*PROBLEM*
Copy down each line of the listing below without any changes.

# Start of EXERCISE MATERIAL

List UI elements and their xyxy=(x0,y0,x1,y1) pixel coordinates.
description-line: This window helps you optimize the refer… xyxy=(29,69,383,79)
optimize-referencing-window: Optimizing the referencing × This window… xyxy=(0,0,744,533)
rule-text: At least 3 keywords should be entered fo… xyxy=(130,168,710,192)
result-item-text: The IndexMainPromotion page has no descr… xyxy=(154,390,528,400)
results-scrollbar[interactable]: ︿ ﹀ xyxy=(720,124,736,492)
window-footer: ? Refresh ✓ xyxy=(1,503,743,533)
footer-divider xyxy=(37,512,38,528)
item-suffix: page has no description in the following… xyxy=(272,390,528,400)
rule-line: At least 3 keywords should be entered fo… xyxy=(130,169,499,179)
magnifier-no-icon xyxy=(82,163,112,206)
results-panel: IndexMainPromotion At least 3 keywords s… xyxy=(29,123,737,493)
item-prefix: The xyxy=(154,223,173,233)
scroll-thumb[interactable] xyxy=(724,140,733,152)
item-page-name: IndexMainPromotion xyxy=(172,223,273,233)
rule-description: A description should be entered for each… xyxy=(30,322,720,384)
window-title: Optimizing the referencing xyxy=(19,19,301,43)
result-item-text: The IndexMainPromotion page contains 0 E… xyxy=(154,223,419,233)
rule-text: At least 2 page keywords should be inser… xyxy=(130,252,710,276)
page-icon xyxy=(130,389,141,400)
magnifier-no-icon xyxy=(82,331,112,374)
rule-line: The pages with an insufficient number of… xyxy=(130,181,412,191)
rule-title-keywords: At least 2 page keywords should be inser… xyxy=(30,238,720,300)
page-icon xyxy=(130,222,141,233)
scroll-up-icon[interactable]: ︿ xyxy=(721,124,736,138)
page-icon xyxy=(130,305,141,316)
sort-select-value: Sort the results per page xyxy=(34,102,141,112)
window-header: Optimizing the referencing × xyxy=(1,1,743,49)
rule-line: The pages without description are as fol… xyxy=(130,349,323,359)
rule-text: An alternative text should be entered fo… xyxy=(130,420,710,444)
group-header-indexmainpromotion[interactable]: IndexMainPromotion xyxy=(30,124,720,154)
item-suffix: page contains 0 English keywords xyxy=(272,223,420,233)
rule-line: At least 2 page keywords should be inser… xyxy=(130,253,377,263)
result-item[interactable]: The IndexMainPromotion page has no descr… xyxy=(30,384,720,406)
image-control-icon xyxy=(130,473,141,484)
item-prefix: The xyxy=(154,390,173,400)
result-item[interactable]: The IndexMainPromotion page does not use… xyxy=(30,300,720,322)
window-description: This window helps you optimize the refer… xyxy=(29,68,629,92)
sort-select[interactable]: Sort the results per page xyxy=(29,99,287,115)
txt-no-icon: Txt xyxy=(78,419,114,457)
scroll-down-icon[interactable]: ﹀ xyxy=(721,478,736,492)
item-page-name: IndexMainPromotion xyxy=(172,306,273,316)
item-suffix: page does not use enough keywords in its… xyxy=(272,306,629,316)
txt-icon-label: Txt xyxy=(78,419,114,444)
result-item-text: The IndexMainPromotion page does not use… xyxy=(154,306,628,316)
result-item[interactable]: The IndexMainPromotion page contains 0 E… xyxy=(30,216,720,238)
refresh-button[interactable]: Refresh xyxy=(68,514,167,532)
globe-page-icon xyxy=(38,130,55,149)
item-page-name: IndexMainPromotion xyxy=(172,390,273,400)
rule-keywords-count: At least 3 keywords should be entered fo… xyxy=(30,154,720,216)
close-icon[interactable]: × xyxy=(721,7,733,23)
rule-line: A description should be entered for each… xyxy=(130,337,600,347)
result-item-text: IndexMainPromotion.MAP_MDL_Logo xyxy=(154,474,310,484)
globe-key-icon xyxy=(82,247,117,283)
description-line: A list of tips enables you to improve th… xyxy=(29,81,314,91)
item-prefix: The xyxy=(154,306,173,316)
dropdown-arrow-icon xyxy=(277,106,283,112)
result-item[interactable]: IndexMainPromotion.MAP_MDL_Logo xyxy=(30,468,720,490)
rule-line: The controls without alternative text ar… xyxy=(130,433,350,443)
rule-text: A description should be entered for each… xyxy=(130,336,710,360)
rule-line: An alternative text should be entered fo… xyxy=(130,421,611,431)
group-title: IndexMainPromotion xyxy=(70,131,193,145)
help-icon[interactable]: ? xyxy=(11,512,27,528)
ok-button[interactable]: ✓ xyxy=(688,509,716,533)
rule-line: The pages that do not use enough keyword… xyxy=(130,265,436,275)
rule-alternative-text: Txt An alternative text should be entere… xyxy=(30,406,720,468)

# End of EXERCISE MATERIAL

*EXERCISE RESULT*
List UI elements and their xyxy=(x0,y0,x1,y1) pixel coordinates.
description-line: This window helps you optimize the refer… xyxy=(29,69,383,79)
optimize-referencing-window: Optimizing the referencing × This window… xyxy=(0,0,744,533)
rule-text: At least 3 keywords should be entered fo… xyxy=(130,168,710,192)
result-item-text: The IndexMainPromotion page has no descr… xyxy=(154,390,528,400)
results-scrollbar[interactable]: ︿ ﹀ xyxy=(720,124,736,492)
window-footer: ? Refresh ✓ xyxy=(1,503,743,533)
footer-divider xyxy=(37,512,38,528)
item-suffix: page has no description in the following… xyxy=(272,390,528,400)
rule-line: At least 3 keywords should be entered fo… xyxy=(130,169,499,179)
magnifier-no-icon xyxy=(82,163,112,206)
results-panel: IndexMainPromotion At least 3 keywords s… xyxy=(29,123,737,493)
item-prefix: The xyxy=(154,223,173,233)
scroll-thumb[interactable] xyxy=(724,140,733,152)
item-page-name: IndexMainPromotion xyxy=(172,223,273,233)
rule-description: A description should be entered for each… xyxy=(30,322,720,384)
window-title: Optimizing the referencing xyxy=(19,19,301,43)
result-item-text: The IndexMainPromotion page contains 0 E… xyxy=(154,223,419,233)
rule-text: At least 2 page keywords should be inser… xyxy=(130,252,710,276)
page-icon xyxy=(130,389,141,400)
magnifier-no-icon xyxy=(82,331,112,374)
rule-line: The pages with an insufficient number of… xyxy=(130,181,412,191)
rule-title-keywords: At least 2 page keywords should be inser… xyxy=(30,238,720,300)
page-icon xyxy=(130,222,141,233)
scroll-up-icon[interactable]: ︿ xyxy=(721,124,736,138)
page-icon xyxy=(130,305,141,316)
sort-select-value: Sort the results per page xyxy=(34,102,141,112)
window-header: Optimizing the referencing × xyxy=(1,1,743,49)
rule-line: The pages without description are as fol… xyxy=(130,349,323,359)
rule-text: An alternative text should be entered fo… xyxy=(130,420,710,444)
group-header-indexmainpromotion[interactable]: IndexMainPromotion xyxy=(30,124,720,154)
item-suffix: page contains 0 English keywords xyxy=(272,223,420,233)
rule-line: At least 2 page keywords should be inser… xyxy=(130,253,377,263)
result-item[interactable]: The IndexMainPromotion page has no descr… xyxy=(30,384,720,406)
image-control-icon xyxy=(130,473,141,484)
item-prefix: The xyxy=(154,390,173,400)
result-item[interactable]: The IndexMainPromotion page does not use… xyxy=(30,300,720,322)
window-description: This window helps you optimize the refer… xyxy=(29,68,629,92)
sort-select[interactable]: Sort the results per page xyxy=(29,99,287,115)
txt-no-icon: Txt xyxy=(78,419,114,457)
scroll-down-icon[interactable]: ﹀ xyxy=(721,478,736,492)
item-page-name: IndexMainPromotion xyxy=(172,306,273,316)
item-suffix: page does not use enough keywords in its… xyxy=(272,306,629,316)
txt-icon-label: Txt xyxy=(78,419,114,444)
result-item-text: The IndexMainPromotion page does not use… xyxy=(154,306,628,316)
result-item[interactable]: The IndexMainPromotion page contains 0 E… xyxy=(30,216,720,238)
refresh-button[interactable]: Refresh xyxy=(68,514,167,532)
globe-page-icon xyxy=(38,130,55,149)
item-page-name: IndexMainPromotion xyxy=(172,390,273,400)
rule-keywords-count: At least 3 keywords should be entered fo… xyxy=(30,154,720,216)
close-icon[interactable]: × xyxy=(721,7,733,23)
rule-line: A description should be entered for each… xyxy=(130,337,600,347)
result-item-text: IndexMainPromotion.MAP_MDL_Logo xyxy=(154,474,310,484)
globe-key-icon xyxy=(82,247,117,283)
description-line: A list of tips enables you to improve th… xyxy=(29,81,314,91)
item-prefix: The xyxy=(154,306,173,316)
dropdown-arrow-icon xyxy=(277,106,283,112)
result-item[interactable]: IndexMainPromotion.MAP_MDL_Logo xyxy=(30,468,720,490)
rule-line: The controls without alternative text ar… xyxy=(130,433,350,443)
rule-text: A description should be entered for each… xyxy=(130,336,710,360)
rule-line: An alternative text should be entered fo… xyxy=(130,421,611,431)
group-title: IndexMainPromotion xyxy=(70,131,193,145)
help-icon[interactable]: ? xyxy=(11,512,27,528)
ok-button[interactable]: ✓ xyxy=(688,509,716,533)
rule-line: The pages that do not use enough keyword… xyxy=(130,265,436,275)
rule-alternative-text: Txt An alternative text should be entere… xyxy=(30,406,720,468)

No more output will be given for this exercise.